▸ TASK INSTRUCTIONS
Provide an exact reproduction of every entry.

BEGIN ROWS

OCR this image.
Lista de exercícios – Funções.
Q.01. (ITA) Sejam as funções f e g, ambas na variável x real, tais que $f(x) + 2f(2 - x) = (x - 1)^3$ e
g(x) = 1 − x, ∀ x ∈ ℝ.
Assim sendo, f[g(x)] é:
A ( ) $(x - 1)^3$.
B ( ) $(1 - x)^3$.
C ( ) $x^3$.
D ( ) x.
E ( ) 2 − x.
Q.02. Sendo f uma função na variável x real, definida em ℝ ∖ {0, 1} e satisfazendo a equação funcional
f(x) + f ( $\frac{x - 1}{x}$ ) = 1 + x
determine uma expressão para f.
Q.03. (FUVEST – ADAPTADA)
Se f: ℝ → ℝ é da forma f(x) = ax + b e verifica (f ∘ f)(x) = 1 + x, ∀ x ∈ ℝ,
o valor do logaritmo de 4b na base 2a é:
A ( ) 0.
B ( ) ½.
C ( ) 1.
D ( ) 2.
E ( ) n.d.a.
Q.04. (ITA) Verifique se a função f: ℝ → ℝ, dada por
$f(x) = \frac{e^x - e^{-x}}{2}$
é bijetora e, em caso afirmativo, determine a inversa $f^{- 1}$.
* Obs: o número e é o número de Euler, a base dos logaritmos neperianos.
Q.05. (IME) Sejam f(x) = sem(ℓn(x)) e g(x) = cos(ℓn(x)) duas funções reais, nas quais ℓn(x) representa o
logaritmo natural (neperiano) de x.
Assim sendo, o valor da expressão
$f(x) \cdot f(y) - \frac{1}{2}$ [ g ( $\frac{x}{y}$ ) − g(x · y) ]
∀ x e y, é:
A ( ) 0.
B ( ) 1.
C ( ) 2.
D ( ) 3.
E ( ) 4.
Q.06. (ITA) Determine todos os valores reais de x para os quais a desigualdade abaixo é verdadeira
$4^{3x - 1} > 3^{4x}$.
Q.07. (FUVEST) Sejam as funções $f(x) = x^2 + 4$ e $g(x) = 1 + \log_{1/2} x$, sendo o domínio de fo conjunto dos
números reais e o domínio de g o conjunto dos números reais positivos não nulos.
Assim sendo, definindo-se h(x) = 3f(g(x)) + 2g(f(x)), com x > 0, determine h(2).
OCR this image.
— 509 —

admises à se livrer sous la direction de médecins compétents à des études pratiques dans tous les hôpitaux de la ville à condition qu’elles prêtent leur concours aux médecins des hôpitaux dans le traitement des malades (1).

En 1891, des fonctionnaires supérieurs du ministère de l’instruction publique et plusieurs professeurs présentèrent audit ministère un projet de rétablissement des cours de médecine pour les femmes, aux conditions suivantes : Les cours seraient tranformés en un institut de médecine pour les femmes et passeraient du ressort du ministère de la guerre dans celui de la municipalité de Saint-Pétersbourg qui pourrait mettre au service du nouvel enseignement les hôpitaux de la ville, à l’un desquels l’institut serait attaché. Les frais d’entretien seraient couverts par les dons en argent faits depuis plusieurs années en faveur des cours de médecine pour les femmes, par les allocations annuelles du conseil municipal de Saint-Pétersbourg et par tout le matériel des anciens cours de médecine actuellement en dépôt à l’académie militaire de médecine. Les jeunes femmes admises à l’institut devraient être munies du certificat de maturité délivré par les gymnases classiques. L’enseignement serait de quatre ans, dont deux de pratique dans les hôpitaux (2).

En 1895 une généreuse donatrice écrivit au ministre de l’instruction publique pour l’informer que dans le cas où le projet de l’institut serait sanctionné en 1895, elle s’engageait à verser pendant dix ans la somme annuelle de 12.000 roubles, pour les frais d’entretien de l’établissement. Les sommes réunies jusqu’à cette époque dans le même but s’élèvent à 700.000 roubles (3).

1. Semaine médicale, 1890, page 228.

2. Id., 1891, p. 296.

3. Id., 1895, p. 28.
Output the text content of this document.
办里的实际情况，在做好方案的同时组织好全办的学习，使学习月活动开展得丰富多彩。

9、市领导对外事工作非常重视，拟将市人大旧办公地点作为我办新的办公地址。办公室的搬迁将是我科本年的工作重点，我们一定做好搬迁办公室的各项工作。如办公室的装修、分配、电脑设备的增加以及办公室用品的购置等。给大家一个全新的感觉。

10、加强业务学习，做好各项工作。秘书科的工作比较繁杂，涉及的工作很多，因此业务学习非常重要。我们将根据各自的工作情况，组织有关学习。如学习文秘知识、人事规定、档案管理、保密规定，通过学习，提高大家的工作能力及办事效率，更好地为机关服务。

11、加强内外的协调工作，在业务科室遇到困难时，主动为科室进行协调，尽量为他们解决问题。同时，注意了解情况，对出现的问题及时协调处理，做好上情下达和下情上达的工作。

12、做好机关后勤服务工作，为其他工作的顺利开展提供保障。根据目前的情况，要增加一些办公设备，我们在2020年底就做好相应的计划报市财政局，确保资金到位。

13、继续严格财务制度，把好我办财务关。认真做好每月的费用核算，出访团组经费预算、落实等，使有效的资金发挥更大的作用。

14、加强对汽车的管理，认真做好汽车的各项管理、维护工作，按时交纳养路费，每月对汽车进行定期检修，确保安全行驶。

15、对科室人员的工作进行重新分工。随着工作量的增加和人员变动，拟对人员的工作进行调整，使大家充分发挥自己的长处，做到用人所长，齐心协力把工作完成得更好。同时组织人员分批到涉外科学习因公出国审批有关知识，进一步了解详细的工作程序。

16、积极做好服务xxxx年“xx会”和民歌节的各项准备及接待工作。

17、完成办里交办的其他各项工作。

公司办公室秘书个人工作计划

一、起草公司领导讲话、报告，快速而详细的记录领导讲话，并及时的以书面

END ROWS

▸ PROBLEM SOLUTION
OCR this image.
Lista de exercícios – Funções.
Q.01. (ITA) Sejam as funções f e g, ambas na variável x real, tais que $f(x) + 2f(2 - x) = (x - 1)^3$ e
g(x) = 1 − x, ∀ x ∈ ℝ.
Assim sendo, f[g(x)] é:
A ( ) $(x - 1)^3$.
B ( ) $(1 - x)^3$.
C ( ) $x^3$.
D ( ) x.
E ( ) 2 − x.
Q.02. Sendo f uma função na variável x real, definida em ℝ ∖ {0, 1} e satisfazendo a equação funcional
f(x) + f ( $\frac{x - 1}{x}$ ) = 1 + x
determine uma expressão para f.
Q.03. (FUVEST – ADAPTADA)
Se f: ℝ → ℝ é da forma f(x) = ax + b e verifica (f ∘ f)(x) = 1 + x, ∀ x ∈ ℝ,
o valor do logaritmo de 4b na base 2a é:
A ( ) 0.
B ( ) ½.
C ( ) 1.
D ( ) 2.
E ( ) n.d.a.
Q.04. (ITA) Verifique se a função f: ℝ → ℝ, dada por
$f(x) = \frac{e^x - e^{-x}}{2}$
é bijetora e, em caso afirmativo, determine a inversa $f^{- 1}$.
* Obs: o número e é o número de Euler, a base dos logaritmos neperianos.
Q.05. (IME) Sejam f(x) = sem(ℓn(x)) e g(x) = cos(ℓn(x)) duas funções reais, nas quais ℓn(x) representa o
logaritmo natural (neperiano) de x.
Assim sendo, o valor da expressão
$f(x) \cdot f(y) - \frac{1}{2}$ [ g ( $\frac{x}{y}$ ) − g(x · y) ]
∀ x e y, é:
A ( ) 0.
B ( ) 1.
C ( ) 2.
D ( ) 3.
E ( ) 4.
Q.06. (ITA) Determine todos os valores reais de x para os quais a desigualdade abaixo é verdadeira
$4^{3x - 1} > 3^{4x}$.
Q.07. (FUVEST) Sejam as funções $f(x) = x^2 + 4$ e $g(x) = 1 + \log_{1/2} x$, sendo o domínio de fo conjunto dos
números reais e o domínio de g o conjunto dos números reais positivos não nulos.
Assim sendo, definindo-se h(x) = 3f(g(x)) + 2g(f(x)), com x > 0, determine h(2).
OCR this image.
— 509 —

admises à se livrer sous la direction de médecins compétents à des études pratiques dans tous les hôpitaux de la ville à condition qu’elles prêtent leur concours aux médecins des hôpitaux dans le traitement des malades (1).

En 1891, des fonctionnaires supérieurs du ministère de l’instruction publique et plusieurs professeurs présentèrent audit ministère un projet de rétablissement des cours de médecine pour les femmes, aux conditions suivantes : Les cours seraient tranformés en un institut de médecine pour les femmes et passeraient du ressort du ministère de la guerre dans celui de la municipalité de Saint-Pétersbourg qui pourrait mettre au service du nouvel enseignement les hôpitaux de la ville, à l’un desquels l’institut serait attaché. Les frais d’entretien seraient couverts par les dons en argent faits depuis plusieurs années en faveur des cours de médecine pour les femmes, par les allocations annuelles du conseil municipal de Saint-Pétersbourg et par tout le matériel des anciens cours de médecine actuellement en dépôt à l’académie militaire de médecine. Les jeunes femmes admises à l’institut devraient être munies du certificat de maturité délivré par les gymnases classiques. L’enseignement serait de quatre ans, dont deux de pratique dans les hôpitaux (2).

En 1895 une généreuse donatrice écrivit au ministre de l’instruction publique pour l’informer que dans le cas où le projet de l’institut serait sanctionné en 1895, elle s’engageait à verser pendant dix ans la somme annuelle de 12.000 roubles, pour les frais d’entretien de l’établissement. Les sommes réunies jusqu’à cette époque dans le même but s’élèvent à 700.000 roubles (3).

1. Semaine médicale, 1890, page 228.

2. Id., 1891, p. 296.

3. Id., 1895, p. 28.
Output the text content of this document.
办里的实际情况，在做好方案的同时组织好全办的学习，使学习月活动开展得丰富多彩。

9、市领导对外事工作非常重视，拟将市人大旧办公地点作为我办新的办公地址。办公室的搬迁将是我科本年的工作重点，我们一定做好搬迁办公室的各项工作。如办公室的装修、分配、电脑设备的增加以及办公室用品的购置等。给大家一个全新的感觉。

10、加强业务学习，做好各项工作。秘书科的工作比较繁杂，涉及的工作很多，因此业务学习非常重要。我们将根据各自的工作情况，组织有关学习。如学习文秘知识、人事规定、档案管理、保密规定，通过学习，提高大家的工作能力及办事效率，更好地为机关服务。

11、加强内外的协调工作，在业务科室遇到困难时，主动为科室进行协调，尽量为他们解决问题。同时，注意了解情况，对出现的问题及时协调处理，做好上情下达和下情上达的工作。

12、做好机关后勤服务工作，为其他工作的顺利开展提供保障。根据目前的情况，要增加一些办公设备，我们在2020年底就做好相应的计划报市财政局，确保资金到位。

13、继续严格财务制度，把好我办财务关。认真做好每月的费用核算，出访团组经费预算、落实等，使有效的资金发挥更大的作用。

14、加强对汽车的管理，认真做好汽车的各项管理、维护工作，按时交纳养路费，每月对汽车进行定期检修，确保安全行驶。

15、对科室人员的工作进行重新分工。随着工作量的增加和人员变动，拟对人员的工作进行调整，使大家充分发挥自己的长处，做到用人所长，齐心协力把工作完成得更好。同时组织人员分批到涉外科学习因公出国审批有关知识，进一步了解详细的工作程序。

16、积极做好服务xxxx年“xx会”和民歌节的各项准备及接待工作。

17、完成办里交办的其他各项工作。

公司办公室秘书个人工作计划

一、起草公司领导讲话、报告，快速而详细的记录领导讲话，并及时的以书面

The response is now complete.